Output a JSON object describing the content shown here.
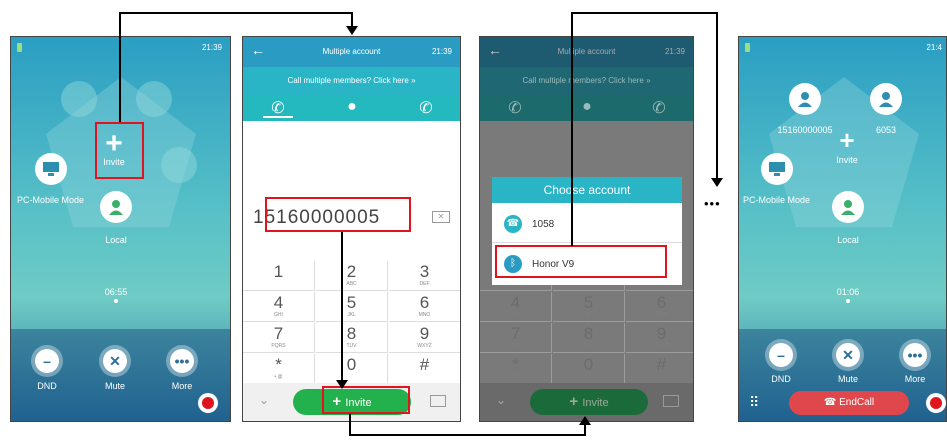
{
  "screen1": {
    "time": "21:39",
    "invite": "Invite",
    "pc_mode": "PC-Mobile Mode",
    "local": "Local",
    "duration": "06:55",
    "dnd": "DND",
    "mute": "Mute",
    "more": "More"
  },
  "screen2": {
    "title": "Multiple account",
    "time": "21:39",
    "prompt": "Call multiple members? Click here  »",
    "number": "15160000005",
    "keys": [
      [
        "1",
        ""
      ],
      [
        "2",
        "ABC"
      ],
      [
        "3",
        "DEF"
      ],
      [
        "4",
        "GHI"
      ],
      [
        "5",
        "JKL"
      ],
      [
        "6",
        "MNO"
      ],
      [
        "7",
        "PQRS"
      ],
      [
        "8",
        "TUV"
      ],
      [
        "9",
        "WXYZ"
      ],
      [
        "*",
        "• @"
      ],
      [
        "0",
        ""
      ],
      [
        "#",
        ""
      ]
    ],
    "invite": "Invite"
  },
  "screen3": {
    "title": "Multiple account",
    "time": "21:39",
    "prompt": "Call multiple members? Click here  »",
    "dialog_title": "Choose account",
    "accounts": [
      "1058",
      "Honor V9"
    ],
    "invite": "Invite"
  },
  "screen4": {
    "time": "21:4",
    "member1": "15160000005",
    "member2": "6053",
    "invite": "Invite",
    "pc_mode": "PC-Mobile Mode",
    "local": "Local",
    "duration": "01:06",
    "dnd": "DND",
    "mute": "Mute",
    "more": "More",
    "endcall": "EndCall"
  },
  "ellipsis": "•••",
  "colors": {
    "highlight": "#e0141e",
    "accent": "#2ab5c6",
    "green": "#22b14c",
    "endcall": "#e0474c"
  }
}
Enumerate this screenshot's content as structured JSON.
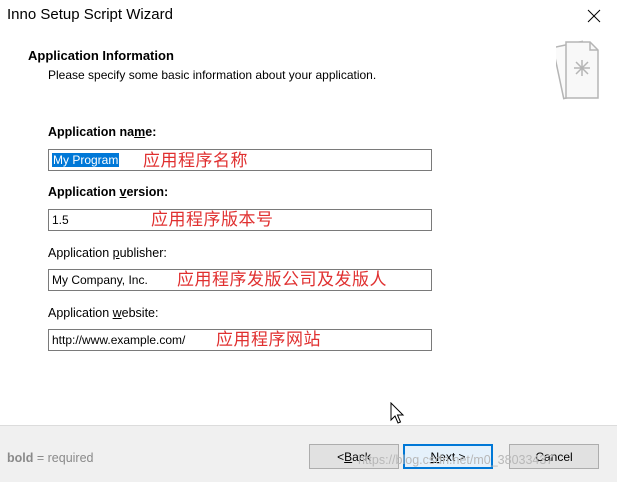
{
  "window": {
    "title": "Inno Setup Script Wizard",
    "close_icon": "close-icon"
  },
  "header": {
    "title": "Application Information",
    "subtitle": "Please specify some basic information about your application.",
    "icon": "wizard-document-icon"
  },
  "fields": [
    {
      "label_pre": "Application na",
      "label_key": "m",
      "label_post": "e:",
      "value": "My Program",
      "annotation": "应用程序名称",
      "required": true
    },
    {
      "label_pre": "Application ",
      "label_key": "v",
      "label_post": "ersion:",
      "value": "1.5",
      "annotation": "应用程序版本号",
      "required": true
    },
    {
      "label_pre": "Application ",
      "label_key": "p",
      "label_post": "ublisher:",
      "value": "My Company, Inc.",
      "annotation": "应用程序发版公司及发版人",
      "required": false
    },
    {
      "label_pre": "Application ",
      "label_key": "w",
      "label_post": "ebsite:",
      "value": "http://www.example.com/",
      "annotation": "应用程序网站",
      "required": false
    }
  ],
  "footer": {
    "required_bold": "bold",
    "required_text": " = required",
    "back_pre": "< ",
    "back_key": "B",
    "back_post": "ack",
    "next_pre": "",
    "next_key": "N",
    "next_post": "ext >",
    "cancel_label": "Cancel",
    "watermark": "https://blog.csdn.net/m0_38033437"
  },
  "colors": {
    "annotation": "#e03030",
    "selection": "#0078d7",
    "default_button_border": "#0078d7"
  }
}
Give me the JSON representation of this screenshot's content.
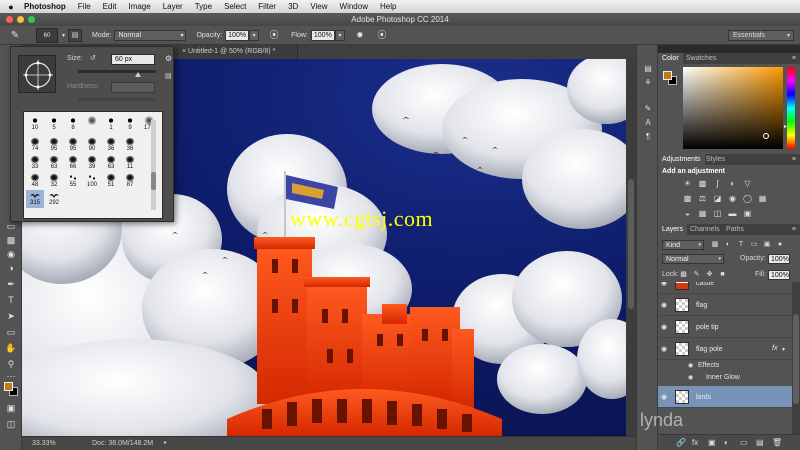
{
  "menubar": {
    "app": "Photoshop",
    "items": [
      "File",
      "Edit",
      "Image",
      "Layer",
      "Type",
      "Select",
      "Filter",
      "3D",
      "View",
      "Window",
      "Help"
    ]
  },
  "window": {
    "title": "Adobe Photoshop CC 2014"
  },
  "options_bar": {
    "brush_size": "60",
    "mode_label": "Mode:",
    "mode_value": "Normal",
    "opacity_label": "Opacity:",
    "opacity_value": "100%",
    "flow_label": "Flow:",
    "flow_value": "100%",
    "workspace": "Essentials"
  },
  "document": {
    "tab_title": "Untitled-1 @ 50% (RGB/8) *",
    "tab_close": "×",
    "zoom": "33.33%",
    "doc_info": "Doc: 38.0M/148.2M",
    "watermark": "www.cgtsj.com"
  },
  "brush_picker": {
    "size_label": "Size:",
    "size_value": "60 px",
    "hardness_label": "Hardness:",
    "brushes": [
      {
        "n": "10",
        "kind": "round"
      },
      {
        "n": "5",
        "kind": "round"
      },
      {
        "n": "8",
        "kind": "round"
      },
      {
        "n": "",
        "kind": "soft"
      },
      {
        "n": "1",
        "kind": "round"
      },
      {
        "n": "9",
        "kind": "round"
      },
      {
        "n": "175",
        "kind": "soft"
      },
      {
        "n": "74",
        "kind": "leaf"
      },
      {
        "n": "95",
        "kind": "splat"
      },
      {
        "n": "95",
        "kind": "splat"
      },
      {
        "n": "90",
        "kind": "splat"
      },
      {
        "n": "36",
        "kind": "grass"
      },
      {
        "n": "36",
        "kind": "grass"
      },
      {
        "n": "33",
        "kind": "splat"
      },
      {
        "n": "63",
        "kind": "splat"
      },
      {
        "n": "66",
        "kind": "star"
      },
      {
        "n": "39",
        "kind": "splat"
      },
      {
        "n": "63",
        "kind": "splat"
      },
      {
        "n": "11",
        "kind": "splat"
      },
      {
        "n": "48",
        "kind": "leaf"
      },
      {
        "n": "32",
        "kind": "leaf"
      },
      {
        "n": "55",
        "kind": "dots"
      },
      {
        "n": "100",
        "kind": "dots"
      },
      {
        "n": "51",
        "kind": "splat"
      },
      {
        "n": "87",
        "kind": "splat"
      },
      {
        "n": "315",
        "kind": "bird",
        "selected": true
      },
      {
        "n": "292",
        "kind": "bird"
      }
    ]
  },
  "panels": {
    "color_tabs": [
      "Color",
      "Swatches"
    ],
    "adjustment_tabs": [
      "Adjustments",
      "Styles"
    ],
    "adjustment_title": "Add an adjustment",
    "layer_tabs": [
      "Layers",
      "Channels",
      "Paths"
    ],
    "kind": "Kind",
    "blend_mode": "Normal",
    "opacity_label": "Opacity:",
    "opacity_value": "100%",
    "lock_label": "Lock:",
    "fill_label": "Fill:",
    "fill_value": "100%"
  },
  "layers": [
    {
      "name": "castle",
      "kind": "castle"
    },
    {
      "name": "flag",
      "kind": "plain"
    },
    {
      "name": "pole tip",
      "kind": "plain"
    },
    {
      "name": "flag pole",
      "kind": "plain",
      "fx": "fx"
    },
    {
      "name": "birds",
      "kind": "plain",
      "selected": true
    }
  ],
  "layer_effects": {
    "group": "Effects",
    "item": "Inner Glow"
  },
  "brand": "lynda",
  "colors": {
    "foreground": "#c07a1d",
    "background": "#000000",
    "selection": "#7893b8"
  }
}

◆ **Exercise**:
State the number of lines in this listing that contain the string "watermark", and add nothing else.

◆ **The solution**:
2